Retype all the records with nothing changed.

Task inputs ::
---

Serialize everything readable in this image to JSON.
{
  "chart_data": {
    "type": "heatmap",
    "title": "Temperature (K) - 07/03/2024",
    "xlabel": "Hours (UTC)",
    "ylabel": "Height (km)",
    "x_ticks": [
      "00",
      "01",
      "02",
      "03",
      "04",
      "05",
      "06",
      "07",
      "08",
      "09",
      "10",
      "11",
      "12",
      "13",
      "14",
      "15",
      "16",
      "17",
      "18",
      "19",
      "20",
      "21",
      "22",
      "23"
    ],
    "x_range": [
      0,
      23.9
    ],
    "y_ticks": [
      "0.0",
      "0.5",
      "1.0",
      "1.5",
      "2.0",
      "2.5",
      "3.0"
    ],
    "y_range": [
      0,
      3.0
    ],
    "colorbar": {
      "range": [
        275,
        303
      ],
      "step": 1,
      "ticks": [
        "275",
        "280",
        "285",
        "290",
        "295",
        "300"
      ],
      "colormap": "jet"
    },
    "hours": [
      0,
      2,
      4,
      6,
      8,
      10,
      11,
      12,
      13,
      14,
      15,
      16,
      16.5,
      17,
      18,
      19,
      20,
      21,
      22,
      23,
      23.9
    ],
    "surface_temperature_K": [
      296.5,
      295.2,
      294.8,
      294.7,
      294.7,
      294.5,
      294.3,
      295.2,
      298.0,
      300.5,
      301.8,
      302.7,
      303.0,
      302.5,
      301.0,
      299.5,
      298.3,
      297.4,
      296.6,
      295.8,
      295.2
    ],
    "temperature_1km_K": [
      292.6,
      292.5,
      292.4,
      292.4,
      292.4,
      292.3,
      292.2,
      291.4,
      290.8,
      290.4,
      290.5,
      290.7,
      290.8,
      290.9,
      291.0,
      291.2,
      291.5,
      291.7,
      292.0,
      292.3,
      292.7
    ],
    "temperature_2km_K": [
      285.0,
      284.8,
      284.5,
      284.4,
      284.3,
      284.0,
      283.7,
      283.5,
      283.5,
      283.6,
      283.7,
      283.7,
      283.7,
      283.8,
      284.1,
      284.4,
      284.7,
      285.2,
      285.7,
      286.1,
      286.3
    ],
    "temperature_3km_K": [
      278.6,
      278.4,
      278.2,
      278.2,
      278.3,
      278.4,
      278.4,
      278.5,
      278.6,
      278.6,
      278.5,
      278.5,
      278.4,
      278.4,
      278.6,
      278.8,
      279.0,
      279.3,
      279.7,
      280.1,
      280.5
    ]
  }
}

---

Expected answer ::
Serialize everything readable in this image to JSON.
{
  "chart_data": {
    "type": "heatmap",
    "title": "Temperature (K) - 07/03/2024",
    "xlabel": "Hours (UTC)",
    "ylabel": "Height (km)",
    "x_ticks": [
      "00",
      "01",
      "02",
      "03",
      "04",
      "05",
      "06",
      "07",
      "08",
      "09",
      "10",
      "11",
      "12",
      "13",
      "14",
      "15",
      "16",
      "17",
      "18",
      "19",
      "20",
      "21",
      "22",
      "23"
    ],
    "x_range": [
      0,
      23.9
    ],
    "y_ticks": [
      "0.0",
      "0.5",
      "1.0",
      "1.5",
      "2.0",
      "2.5",
      "3.0"
    ],
    "y_range": [
      0,
      3.0
    ],
    "colorbar": {
      "range": [
        275,
        303
      ],
      "step": 1,
      "ticks": [
        "275",
        "280",
        "285",
        "290",
        "295",
        "300"
      ],
      "colormap": "jet"
    },
    "hours": [
      0,
      2,
      4,
      6,
      8,
      10,
      11,
      12,
      13,
      14,
      15,
      16,
      16.5,
      17,
      18,
      19,
      20,
      21,
      22,
      23,
      23.9
    ],
    "surface_temperature_K": [
      296.5,
      295.2,
      294.8,
      294.7,
      294.7,
      294.5,
      294.3,
      295.2,
      298.0,
      300.5,
      301.8,
      302.7,
      303.0,
      302.5,
      301.0,
      299.5,
      298.3,
      297.4,
      296.6,
      295.8,
      295.2
    ],
    "temperature_1km_K": [
      292.6,
      292.5,
      292.4,
      292.4,
      292.4,
      292.3,
      292.2,
      291.4,
      290.8,
      290.4,
      290.5,
      290.7,
      290.8,
      290.9,
      291.0,
      291.2,
      291.5,
      291.7,
      292.0,
      292.3,
      292.7
    ],
    "temperature_2km_K": [
      285.0,
      284.8,
      284.5,
      284.4,
      284.3,
      284.0,
      283.7,
      283.5,
      283.5,
      283.6,
      283.7,
      283.7,
      283.7,
      283.8,
      284.1,
      284.4,
      284.7,
      285.2,
      285.7,
      286.1,
      286.3
    ],
    "temperature_3km_K": [
      278.6,
      278.4,
      278.2,
      278.2,
      278.3,
      278.4,
      278.4,
      278.5,
      278.6,
      278.6,
      278.5,
      278.5,
      278.4,
      278.4,
      278.6,
      278.8,
      279.0,
      279.3,
      279.7,
      280.1,
      280.5
    ]
  }
}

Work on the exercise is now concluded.